------ Input rows
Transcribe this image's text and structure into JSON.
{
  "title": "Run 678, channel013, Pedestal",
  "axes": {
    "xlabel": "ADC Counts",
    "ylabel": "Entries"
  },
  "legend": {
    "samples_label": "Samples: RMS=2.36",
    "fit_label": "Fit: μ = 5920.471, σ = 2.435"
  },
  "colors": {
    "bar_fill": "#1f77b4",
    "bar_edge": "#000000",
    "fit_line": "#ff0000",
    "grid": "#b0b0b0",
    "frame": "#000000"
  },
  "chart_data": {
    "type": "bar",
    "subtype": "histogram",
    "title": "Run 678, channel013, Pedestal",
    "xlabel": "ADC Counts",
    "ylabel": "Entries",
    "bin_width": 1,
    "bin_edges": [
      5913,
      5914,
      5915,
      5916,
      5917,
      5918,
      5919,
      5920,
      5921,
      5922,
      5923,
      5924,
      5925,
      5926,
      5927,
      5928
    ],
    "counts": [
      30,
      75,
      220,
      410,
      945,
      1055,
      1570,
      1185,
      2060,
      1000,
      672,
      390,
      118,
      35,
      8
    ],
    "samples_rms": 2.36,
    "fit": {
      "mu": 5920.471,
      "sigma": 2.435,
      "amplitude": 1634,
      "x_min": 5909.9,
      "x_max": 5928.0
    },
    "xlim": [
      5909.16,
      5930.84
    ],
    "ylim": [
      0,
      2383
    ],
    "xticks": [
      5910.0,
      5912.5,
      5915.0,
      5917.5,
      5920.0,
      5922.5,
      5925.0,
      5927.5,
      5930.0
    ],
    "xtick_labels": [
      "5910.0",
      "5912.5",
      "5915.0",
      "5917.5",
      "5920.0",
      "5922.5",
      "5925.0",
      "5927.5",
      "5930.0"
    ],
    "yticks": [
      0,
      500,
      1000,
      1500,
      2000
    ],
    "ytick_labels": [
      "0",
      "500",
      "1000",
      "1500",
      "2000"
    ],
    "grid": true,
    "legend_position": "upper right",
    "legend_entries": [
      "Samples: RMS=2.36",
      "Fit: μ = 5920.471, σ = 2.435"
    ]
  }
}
------------
Given exercise: Please give back all of the records exactly as written.

The completed task:
Transcribe this image's text and structure into JSON.
{
  "title": "Run 678, channel013, Pedestal",
  "axes": {
    "xlabel": "ADC Counts",
    "ylabel": "Entries"
  },
  "legend": {
    "samples_label": "Samples: RMS=2.36",
    "fit_label": "Fit: μ = 5920.471, σ = 2.435"
  },
  "colors": {
    "bar_fill": "#1f77b4",
    "bar_edge": "#000000",
    "fit_line": "#ff0000",
    "grid": "#b0b0b0",
    "frame": "#000000"
  },
  "chart_data": {
    "type": "bar",
    "subtype": "histogram",
    "title": "Run 678, channel013, Pedestal",
    "xlabel": "ADC Counts",
    "ylabel": "Entries",
    "bin_width": 1,
    "bin_edges": [
      5913,
      5914,
      5915,
      5916,
      5917,
      5918,
      5919,
      5920,
      5921,
      5922,
      5923,
      5924,
      5925,
      5926,
      5927,
      5928
    ],
    "counts": [
      30,
      75,
      220,
      410,
      945,
      1055,
      1570,
      1185,
      2060,
      1000,
      672,
      390,
      118,
      35,
      8
    ],
    "samples_rms": 2.36,
    "fit": {
      "mu": 5920.471,
      "sigma": 2.435,
      "amplitude": 1634,
      "x_min": 5909.9,
      "x_max": 5928.0
    },
    "xlim": [
      5909.16,
      5930.84
    ],
    "ylim": [
      0,
      2383
    ],
    "xticks": [
      5910.0,
      5912.5,
      5915.0,
      5917.5,
      5920.0,
      5922.5,
      5925.0,
      5927.5,
      5930.0
    ],
    "xtick_labels": [
      "5910.0",
      "5912.5",
      "5915.0",
      "5917.5",
      "5920.0",
      "5922.5",
      "5925.0",
      "5927.5",
      "5930.0"
    ],
    "yticks": [
      0,
      500,
      1000,
      1500,
      2000
    ],
    "ytick_labels": [
      "0",
      "500",
      "1000",
      "1500",
      "2000"
    ],
    "grid": true,
    "legend_position": "upper right",
    "legend_entries": [
      "Samples: RMS=2.36",
      "Fit: μ = 5920.471, σ = 2.435"
    ]
  }
}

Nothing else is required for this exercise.